Can you transcribe every entry word for word, skipping the images?

--- Start of Items ---

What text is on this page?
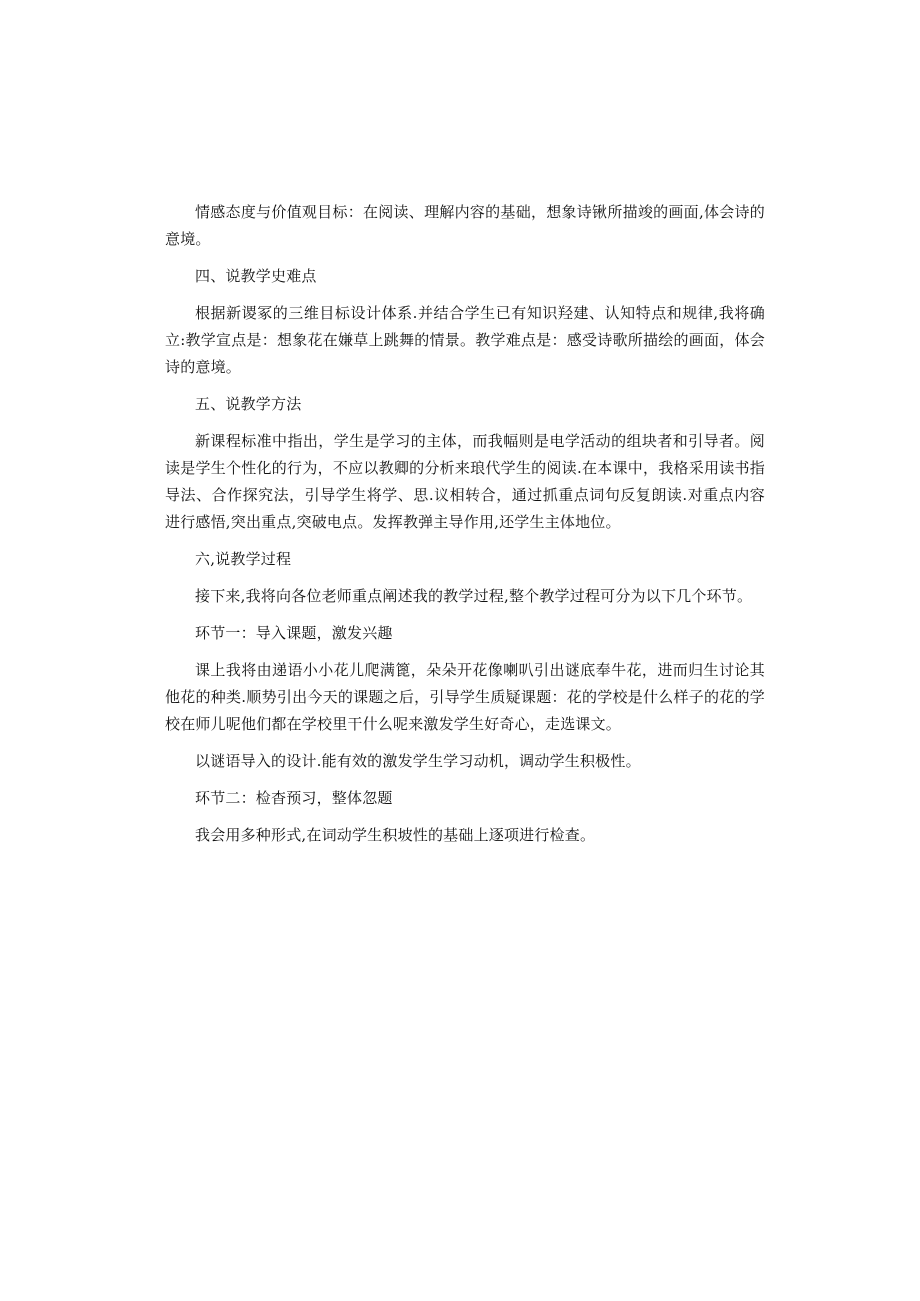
情感态度与价值观目标：在阅读、理解内容的基础，想象诗锹所描竣的画面,体会诗的意境。

四、说教学史难点

根据新谡冢的三维目标设计体系.并结合学生已有知识羟建、认知特点和规律,我将确立:教学宣点是：想象花在嫌草上跳舞的情景。教学难点是：感受诗歌所描绘的画面，体会诗的意境。

五、说教学方法

新课程标准中指出，学生是学习的主体，而我幅则是电学活动的组块者和引导者。阅读是学生个性化的行为，不应以教卿的分析来琅代学生的阅读.在本课中，我格采用读书指导法、合作探究法，引导学生将学、思.议相转合，通过抓重点词句反复朗读.对重点内容进行感悟,突出重点,突破电点。发挥教弹主导作用,还学生主体地位。

六,说教学过程

接下来,我将向各位老师重点阐述我的教学过程,整个教学过程可分为以下几个环节。

环节一：导入课题，激发兴趣

课上我将由递语小小花儿爬满篦，朵朵开花像喇叭引出谜底奉牛花，进而归生讨论其他花的种类.顺势引出今天的课题之后，引导学生质疑课题：花的学校是什么样子的花的学校在师儿呢他们都在学校里干什么呢来激发学生好奇心，走选课文。

以谜语导入的设计.能有效的激发学生学习动机，调动学生积极性。

环节二：检杳预习，整体忽题

我会用多种形式,在词动学生积坡性的基础上逐项进行检查。
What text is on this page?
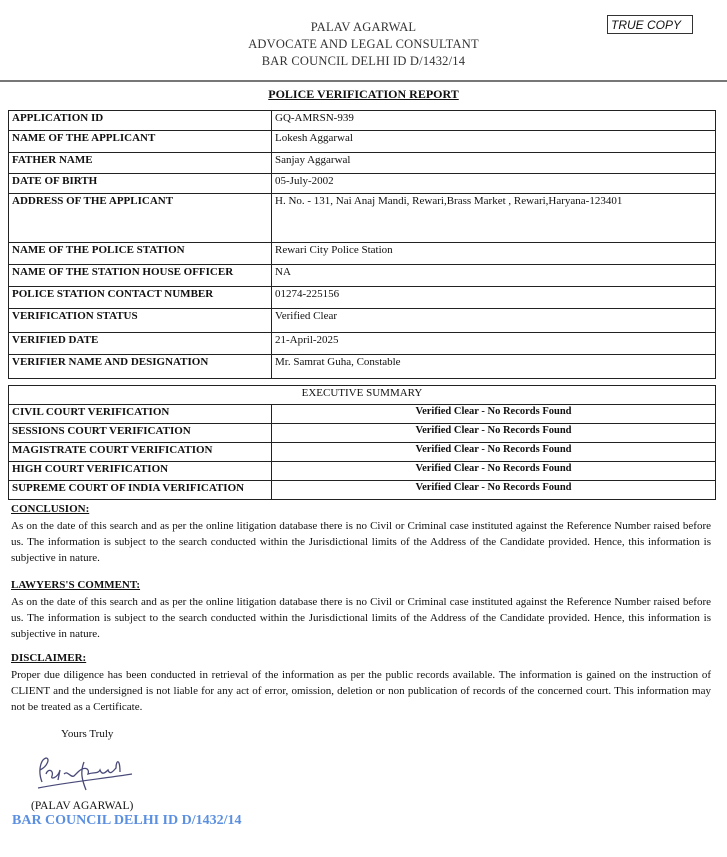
PALAV AGARWAL
ADVOCATE AND LEGAL CONSULTANT
BAR COUNCIL DELHI ID D/1432/14
TRUE COPY
POLICE VERIFICATION REPORT
APPLICATION ID	GQ-AMRSN-939
NAME OF THE APPLICANT	Lokesh Aggarwal
FATHER NAME	Sanjay Aggarwal
DATE OF BIRTH	05-July-2002
ADDRESS OF THE APPLICANT	H. No. - 131, Nai Anaj Mandi, Rewari,Brass Market , Rewari,Haryana-123401
NAME OF THE POLICE STATION	Rewari City Police Station
NAME OF THE STATION HOUSE OFFICER	NA
POLICE STATION CONTACT NUMBER	01274-225156
VERIFICATION STATUS	Verified Clear
VERIFIED DATE	21-April-2025
VERIFIER NAME AND DESIGNATION	Mr. Samrat Guha, Constable
EXECUTIVE SUMMARY	
CIVIL COURT VERIFICATION	Verified Clear - No Records Found
SESSIONS COURT VERIFICATION	Verified Clear - No Records Found
MAGISTRATE COURT VERIFICATION	Verified Clear - No Records Found
HIGH COURT VERIFICATION	Verified Clear - No Records Found
SUPREME COURT OF INDIA VERIFICATION	Verified Clear - No Records Found
CONCLUSION:

As on the date of this search and as per the online litigation database there is no Civil or Criminal case instituted against the Reference Number raised before us. The information is subject to the search conducted within the Jurisdictional limits of the Address of the Candidate provided. Hence, this information is subjective in nature.

LAWYERS'S COMMENT:

As on the date of this search and as per the online litigation database there is no Civil or Criminal case instituted against the Reference Number raised before us. The information is subject to the search conducted within the Jurisdictional limits of the Address of the Candidate provided. Hence, this information is subjective in nature.

DISCLAIMER:

Proper due diligence has been conducted in retrieval of the information as per the public records available. The information is gained on the instruction of CLIENT and the undersigned is not liable for any act of error, omission, deletion or non publication of records of the concerned court. This information may not be treated as a Certificate.

Yours Truly
(PALAV AGARWAL)
BAR COUNCIL DELHI ID D/1432/14
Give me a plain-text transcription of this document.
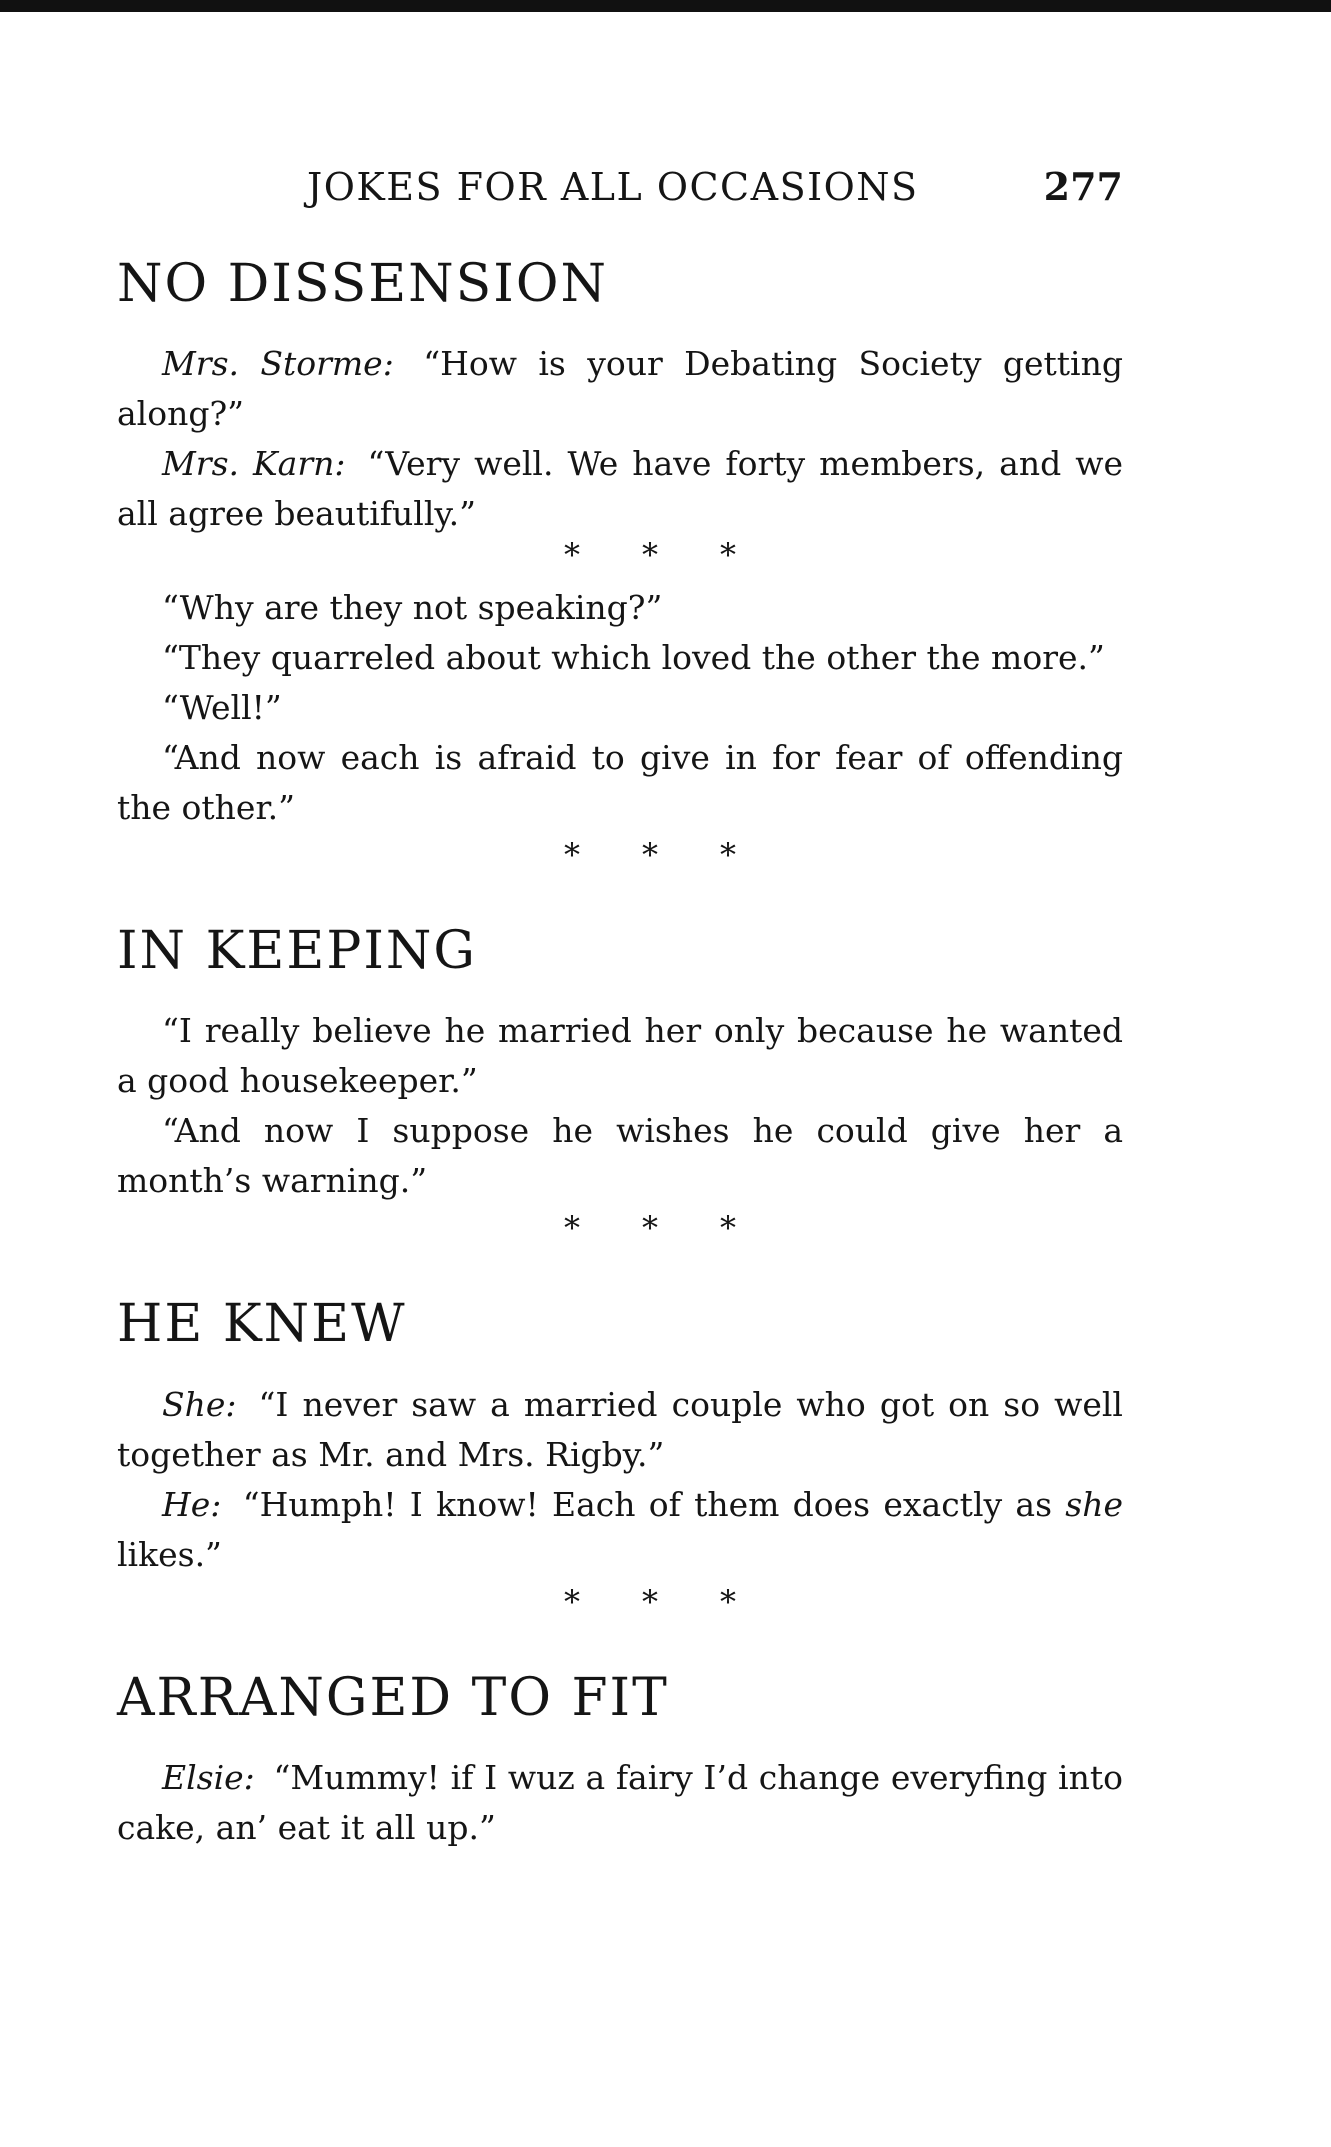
JOKES FOR ALL OCCASIONS	277
NO DISSENSION

Mrs. Storme: “How is your Debating Society getting along?”

Mrs. Karn: “Very well. We have forty members, and we all agree beautifully.”

* * *

“Why are they not speaking?”

“They quarreled about which loved the other the more.”

“Well!”

“And now each is afraid to give in for fear of offending the other.”

* * *
IN KEEPING

“I really believe he married her only because he wanted a good housekeeper.”

“And now I suppose he wishes he could give her a month’s warning.”

* * *
HE KNEW

She: “I never saw a married couple who got on so well together as Mr. and Mrs. Rigby.”

He: “Humph! I know! Each of them does exactly as she likes.”

* * *
ARRANGED TO FIT

Elsie: “Mummy! if I wuz a fairy I’d change everyfing into cake, an’ eat it all up.”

--- End of Items ---

Answer to the exercise =
What text is on this page?
情感态度与价值观目标：在阅读、理解内容的基础，想象诗锹所描竣的画面,体会诗的意境。

四、说教学史难点

根据新谡冢的三维目标设计体系.并结合学生已有知识羟建、认知特点和规律,我将确立:教学宣点是：想象花在嫌草上跳舞的情景。教学难点是：感受诗歌所描绘的画面，体会诗的意境。

五、说教学方法

新课程标准中指出，学生是学习的主体，而我幅则是电学活动的组块者和引导者。阅读是学生个性化的行为，不应以教卿的分析来琅代学生的阅读.在本课中，我格采用读书指导法、合作探究法，引导学生将学、思.议相转合，通过抓重点词句反复朗读.对重点内容进行感悟,突出重点,突破电点。发挥教弹主导作用,还学生主体地位。

六,说教学过程

接下来,我将向各位老师重点阐述我的教学过程,整个教学过程可分为以下几个环节。

环节一：导入课题，激发兴趣

课上我将由递语小小花儿爬满篦，朵朵开花像喇叭引出谜底奉牛花，进而归生讨论其他花的种类.顺势引出今天的课题之后，引导学生质疑课题：花的学校是什么样子的花的学校在师儿呢他们都在学校里干什么呢来激发学生好奇心，走选课文。

以谜语导入的设计.能有效的激发学生学习动机，调动学生积极性。

环节二：检杳预习，整体忽题

我会用多种形式,在词动学生积坡性的基础上逐项进行检查。
What text is on this page?
PALAV AGARWAL
ADVOCATE AND LEGAL CONSULTANT
BAR COUNCIL DELHI ID D/1432/14
TRUE COPY
POLICE VERIFICATION REPORT
APPLICATION ID	GQ-AMRSN-939
NAME OF THE APPLICANT	Lokesh Aggarwal
FATHER NAME	Sanjay Aggarwal
DATE OF BIRTH	05-July-2002
ADDRESS OF THE APPLICANT	H. No. - 131, Nai Anaj Mandi, Rewari,Brass Market , Rewari,Haryana-123401
NAME OF THE POLICE STATION	Rewari City Police Station
NAME OF THE STATION HOUSE OFFICER	NA
POLICE STATION CONTACT NUMBER	01274-225156
VERIFICATION STATUS	Verified Clear
VERIFIED DATE	21-April-2025
VERIFIER NAME AND DESIGNATION	Mr. Samrat Guha, Constable
EXECUTIVE SUMMARY	
CIVIL COURT VERIFICATION	Verified Clear - No Records Found
SESSIONS COURT VERIFICATION	Verified Clear - No Records Found
MAGISTRATE COURT VERIFICATION	Verified Clear - No Records Found
HIGH COURT VERIFICATION	Verified Clear - No Records Found
SUPREME COURT OF INDIA VERIFICATION	Verified Clear - No Records Found
CONCLUSION:

As on the date of this search and as per the online litigation database there is no Civil or Criminal case instituted against the Reference Number raised before us. The information is subject to the search conducted within the Jurisdictional limits of the Address of the Candidate provided. Hence, this information is subjective in nature.

LAWYERS'S COMMENT:

As on the date of this search and as per the online litigation database there is no Civil or Criminal case instituted against the Reference Number raised before us. The information is subject to the search conducted within the Jurisdictional limits of the Address of the Candidate provided. Hence, this information is subjective in nature.

DISCLAIMER:

Proper due diligence has been conducted in retrieval of the information as per the public records available. The information is gained on the instruction of CLIENT and the undersigned is not liable for any act of error, omission, deletion or non publication of records of the concerned court. This information may not be treated as a Certificate.

Yours Truly
(PALAV AGARWAL)
BAR COUNCIL DELHI ID D/1432/14
Give me a plain-text transcription of this document.
JOKES FOR ALL OCCASIONS	277
NO DISSENSION

Mrs. Storme: “How is your Debating Society getting along?”

Mrs. Karn: “Very well. We have forty members, and we all agree beautifully.”

* * *

“Why are they not speaking?”

“They quarreled about which loved the other the more.”

“Well!”

“And now each is afraid to give in for fear of offending the other.”

* * *
IN KEEPING

“I really believe he married her only because he wanted a good housekeeper.”

“And now I suppose he wishes he could give her a month’s warning.”

* * *
HE KNEW

She: “I never saw a married couple who got on so well together as Mr. and Mrs. Rigby.”

He: “Humph! I know! Each of them does exactly as she likes.”

* * *
ARRANGED TO FIT

Elsie: “Mummy! if I wuz a fairy I’d change everyfing into cake, an’ eat it all up.”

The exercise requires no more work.